## Start RECORD EXTRACTS
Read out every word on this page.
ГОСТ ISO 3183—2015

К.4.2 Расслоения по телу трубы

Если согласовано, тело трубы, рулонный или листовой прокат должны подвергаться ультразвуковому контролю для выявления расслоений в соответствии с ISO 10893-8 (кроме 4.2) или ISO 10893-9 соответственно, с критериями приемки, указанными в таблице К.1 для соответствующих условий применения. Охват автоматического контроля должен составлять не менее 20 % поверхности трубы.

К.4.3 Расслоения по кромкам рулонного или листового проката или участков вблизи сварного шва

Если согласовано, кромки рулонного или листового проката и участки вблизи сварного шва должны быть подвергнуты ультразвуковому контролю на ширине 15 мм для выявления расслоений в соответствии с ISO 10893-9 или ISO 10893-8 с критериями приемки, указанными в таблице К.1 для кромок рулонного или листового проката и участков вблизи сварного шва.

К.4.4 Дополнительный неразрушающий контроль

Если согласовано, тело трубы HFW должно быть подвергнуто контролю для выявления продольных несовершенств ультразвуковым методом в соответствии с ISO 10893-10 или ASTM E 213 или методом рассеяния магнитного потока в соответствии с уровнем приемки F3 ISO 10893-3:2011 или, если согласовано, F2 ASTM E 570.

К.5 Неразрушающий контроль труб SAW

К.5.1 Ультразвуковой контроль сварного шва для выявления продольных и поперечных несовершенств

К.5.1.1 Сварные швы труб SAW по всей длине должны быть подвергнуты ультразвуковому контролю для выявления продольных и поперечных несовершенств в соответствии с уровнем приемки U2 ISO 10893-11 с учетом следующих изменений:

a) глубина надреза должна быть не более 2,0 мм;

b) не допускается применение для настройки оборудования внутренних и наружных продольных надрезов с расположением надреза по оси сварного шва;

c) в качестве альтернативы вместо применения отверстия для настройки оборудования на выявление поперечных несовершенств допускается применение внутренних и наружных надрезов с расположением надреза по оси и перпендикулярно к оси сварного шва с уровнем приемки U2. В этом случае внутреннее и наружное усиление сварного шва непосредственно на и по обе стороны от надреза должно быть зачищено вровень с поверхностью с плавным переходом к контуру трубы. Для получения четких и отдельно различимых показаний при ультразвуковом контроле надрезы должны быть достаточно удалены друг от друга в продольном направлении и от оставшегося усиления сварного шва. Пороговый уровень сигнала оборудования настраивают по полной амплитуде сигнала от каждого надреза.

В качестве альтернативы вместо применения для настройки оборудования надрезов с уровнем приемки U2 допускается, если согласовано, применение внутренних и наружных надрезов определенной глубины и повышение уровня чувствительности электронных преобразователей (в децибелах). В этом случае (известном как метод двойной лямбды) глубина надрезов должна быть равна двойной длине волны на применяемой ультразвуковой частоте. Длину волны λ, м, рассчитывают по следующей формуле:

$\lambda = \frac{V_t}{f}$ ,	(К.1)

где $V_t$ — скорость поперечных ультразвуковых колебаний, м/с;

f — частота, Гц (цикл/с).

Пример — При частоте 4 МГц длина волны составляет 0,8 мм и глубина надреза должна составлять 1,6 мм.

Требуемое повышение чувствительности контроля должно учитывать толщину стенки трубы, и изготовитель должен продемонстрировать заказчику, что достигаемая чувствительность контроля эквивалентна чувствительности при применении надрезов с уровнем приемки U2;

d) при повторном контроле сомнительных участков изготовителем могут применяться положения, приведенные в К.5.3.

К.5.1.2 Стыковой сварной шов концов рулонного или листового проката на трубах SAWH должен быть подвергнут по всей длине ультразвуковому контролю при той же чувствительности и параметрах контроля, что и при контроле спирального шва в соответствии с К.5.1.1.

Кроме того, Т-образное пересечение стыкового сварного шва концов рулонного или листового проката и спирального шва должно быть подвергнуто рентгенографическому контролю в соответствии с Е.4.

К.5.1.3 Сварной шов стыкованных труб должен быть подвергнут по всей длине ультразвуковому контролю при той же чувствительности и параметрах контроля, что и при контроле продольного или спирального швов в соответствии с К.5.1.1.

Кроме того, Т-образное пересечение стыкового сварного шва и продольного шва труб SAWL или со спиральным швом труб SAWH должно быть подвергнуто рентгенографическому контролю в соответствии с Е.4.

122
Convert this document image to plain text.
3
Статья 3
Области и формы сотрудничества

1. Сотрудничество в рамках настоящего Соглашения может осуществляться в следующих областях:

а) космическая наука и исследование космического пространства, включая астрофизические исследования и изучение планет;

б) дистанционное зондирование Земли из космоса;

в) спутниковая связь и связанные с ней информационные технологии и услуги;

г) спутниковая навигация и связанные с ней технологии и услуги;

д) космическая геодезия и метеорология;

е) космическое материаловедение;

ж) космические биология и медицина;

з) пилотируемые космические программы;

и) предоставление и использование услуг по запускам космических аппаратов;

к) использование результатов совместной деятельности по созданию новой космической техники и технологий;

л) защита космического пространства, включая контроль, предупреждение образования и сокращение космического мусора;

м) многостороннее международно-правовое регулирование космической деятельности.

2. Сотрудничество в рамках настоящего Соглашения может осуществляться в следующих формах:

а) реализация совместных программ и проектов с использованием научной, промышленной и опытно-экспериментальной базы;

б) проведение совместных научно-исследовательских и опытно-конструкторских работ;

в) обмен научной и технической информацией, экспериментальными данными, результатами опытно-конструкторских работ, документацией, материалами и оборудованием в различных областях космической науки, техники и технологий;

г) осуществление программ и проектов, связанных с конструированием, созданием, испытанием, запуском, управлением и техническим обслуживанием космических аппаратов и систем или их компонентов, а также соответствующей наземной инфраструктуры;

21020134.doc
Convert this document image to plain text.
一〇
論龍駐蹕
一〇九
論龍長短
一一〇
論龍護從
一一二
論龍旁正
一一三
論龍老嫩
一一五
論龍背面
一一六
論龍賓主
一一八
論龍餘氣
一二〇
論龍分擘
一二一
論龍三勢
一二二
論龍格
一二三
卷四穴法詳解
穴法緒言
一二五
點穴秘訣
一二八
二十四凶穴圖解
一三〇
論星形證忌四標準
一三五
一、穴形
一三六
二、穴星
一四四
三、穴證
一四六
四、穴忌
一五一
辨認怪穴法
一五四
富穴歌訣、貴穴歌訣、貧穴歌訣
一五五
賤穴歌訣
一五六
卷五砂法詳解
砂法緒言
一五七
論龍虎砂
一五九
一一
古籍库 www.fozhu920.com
## End RECORD EXTRACTS
EXERCISE OBJECTIVE — How many lines in the listing above contain "вблизи"? Answer with the number alone.

EXERCISE RESULT — 2